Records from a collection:
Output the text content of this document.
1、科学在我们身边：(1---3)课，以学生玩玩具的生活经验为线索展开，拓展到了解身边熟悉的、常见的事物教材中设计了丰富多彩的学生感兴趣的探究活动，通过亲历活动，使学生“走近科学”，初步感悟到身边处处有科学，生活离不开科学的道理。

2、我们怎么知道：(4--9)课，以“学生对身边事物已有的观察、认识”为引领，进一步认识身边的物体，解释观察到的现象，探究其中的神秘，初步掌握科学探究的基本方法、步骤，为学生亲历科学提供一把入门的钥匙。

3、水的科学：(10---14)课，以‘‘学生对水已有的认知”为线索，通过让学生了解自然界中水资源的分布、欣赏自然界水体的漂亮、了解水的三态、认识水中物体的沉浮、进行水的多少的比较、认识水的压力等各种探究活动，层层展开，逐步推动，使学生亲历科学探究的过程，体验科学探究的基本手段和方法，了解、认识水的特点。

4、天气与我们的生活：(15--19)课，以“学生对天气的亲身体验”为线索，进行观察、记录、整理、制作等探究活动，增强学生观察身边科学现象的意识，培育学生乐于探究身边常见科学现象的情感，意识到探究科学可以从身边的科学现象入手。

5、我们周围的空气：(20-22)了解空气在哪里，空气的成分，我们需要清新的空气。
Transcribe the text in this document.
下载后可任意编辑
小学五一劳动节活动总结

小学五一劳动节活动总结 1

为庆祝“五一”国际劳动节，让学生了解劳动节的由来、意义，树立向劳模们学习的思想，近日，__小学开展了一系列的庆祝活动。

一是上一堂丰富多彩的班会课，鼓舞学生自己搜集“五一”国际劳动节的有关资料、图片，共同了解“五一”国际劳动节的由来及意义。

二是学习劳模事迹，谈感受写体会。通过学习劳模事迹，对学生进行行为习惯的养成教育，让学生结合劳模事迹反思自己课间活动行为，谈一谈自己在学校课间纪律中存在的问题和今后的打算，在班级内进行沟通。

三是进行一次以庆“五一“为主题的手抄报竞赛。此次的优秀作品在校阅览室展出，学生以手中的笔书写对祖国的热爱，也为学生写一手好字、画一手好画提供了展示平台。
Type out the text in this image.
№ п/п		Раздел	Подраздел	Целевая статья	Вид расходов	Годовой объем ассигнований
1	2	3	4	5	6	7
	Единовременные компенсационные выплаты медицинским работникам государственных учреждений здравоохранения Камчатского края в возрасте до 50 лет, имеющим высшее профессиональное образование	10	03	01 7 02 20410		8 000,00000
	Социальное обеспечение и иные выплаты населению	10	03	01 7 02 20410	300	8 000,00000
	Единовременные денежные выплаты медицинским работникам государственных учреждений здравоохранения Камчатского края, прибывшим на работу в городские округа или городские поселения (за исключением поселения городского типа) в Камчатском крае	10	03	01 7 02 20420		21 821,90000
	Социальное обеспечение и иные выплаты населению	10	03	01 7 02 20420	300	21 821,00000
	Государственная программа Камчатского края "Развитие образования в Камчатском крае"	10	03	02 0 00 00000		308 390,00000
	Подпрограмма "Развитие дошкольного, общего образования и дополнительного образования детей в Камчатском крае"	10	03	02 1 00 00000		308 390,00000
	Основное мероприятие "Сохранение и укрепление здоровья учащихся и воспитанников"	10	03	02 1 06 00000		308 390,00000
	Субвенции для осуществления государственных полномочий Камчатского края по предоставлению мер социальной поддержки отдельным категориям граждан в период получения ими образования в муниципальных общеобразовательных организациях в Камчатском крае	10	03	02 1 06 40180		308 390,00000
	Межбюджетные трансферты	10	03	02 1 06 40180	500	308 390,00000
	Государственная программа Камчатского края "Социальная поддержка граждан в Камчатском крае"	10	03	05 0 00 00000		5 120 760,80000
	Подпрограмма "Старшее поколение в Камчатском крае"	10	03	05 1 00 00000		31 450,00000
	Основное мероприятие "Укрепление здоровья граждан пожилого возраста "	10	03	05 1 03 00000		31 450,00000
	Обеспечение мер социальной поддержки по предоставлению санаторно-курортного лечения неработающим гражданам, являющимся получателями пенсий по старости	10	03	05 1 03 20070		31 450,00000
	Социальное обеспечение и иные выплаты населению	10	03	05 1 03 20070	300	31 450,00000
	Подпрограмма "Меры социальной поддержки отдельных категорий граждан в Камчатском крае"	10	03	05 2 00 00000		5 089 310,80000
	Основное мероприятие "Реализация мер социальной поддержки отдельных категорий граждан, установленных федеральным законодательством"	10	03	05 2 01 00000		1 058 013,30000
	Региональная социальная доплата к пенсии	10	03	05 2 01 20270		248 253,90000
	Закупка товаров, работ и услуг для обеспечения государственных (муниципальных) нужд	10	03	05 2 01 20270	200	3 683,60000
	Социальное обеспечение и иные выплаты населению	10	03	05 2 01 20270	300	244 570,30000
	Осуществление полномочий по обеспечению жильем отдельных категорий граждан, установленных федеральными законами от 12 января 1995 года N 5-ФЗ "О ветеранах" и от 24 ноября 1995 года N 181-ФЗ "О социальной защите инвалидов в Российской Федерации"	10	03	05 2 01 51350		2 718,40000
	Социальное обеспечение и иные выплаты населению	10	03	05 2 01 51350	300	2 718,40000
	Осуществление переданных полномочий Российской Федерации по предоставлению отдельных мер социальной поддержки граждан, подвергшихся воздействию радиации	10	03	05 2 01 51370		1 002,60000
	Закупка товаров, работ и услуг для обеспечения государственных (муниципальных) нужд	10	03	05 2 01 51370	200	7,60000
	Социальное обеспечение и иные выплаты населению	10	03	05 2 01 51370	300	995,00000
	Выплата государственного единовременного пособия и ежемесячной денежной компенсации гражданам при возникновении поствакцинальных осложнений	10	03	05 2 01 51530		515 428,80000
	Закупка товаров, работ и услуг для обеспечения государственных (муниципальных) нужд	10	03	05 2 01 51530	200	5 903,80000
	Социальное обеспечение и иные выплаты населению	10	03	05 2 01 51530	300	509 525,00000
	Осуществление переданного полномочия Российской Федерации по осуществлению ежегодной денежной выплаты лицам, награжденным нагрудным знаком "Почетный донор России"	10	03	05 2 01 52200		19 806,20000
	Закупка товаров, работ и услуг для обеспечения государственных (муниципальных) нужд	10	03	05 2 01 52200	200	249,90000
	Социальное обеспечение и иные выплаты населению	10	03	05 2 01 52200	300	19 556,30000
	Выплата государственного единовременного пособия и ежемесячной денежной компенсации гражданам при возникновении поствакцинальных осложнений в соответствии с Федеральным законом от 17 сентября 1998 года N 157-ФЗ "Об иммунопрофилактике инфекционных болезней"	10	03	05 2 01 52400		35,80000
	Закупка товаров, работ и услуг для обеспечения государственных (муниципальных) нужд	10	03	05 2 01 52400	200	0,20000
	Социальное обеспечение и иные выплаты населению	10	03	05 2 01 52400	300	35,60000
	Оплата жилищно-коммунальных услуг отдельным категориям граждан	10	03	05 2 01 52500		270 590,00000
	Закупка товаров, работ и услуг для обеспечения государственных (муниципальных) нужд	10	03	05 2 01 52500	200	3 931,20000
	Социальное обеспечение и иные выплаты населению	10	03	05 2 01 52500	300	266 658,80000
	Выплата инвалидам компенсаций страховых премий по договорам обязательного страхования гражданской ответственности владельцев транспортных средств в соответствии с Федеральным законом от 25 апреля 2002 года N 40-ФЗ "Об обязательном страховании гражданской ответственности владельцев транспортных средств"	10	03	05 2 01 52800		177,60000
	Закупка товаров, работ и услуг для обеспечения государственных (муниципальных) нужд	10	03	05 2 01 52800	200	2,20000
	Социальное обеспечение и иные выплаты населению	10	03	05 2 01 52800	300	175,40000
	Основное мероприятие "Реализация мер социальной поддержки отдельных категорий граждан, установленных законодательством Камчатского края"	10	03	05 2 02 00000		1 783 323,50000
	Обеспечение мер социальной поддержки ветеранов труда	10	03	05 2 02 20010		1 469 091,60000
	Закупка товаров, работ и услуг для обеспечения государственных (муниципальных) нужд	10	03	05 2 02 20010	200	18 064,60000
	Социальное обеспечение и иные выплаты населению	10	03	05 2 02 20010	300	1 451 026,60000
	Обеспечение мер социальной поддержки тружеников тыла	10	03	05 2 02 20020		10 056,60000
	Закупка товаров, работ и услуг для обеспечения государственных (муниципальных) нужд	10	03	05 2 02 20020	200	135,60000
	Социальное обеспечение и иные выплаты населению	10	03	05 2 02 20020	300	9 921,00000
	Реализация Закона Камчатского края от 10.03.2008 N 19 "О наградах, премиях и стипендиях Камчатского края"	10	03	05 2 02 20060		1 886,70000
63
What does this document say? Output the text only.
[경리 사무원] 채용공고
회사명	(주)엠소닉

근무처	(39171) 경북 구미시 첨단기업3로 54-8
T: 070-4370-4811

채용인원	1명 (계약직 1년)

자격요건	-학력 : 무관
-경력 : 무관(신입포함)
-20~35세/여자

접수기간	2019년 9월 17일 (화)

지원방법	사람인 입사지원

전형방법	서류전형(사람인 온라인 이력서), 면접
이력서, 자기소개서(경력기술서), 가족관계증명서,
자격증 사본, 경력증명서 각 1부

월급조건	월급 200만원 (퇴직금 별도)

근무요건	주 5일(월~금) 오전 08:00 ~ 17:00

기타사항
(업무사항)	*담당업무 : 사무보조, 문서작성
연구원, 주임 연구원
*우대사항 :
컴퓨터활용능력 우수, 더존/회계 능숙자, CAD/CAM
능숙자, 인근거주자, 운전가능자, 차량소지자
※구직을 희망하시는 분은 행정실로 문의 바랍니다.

Given exercise:
Copy all the lines above that hold the string "учреждений".

Exercise solution:
	Единовременные компенсационные выплаты медицинским работникам государственных учреждений здравоохранения Камчатского края в возрасте до 50 лет, имеющим высшее профессиональное образование	10	03	01 7 02 20410		8 000,00000
	Единовременные денежные выплаты медицинским работникам государственных учреждений здравоохранения Камчатского края, прибывшим на работу в городские округа или городские поселения (за исключением поселения городского типа) в Камчатском крае	10	03	01 7 02 20420		21 821,90000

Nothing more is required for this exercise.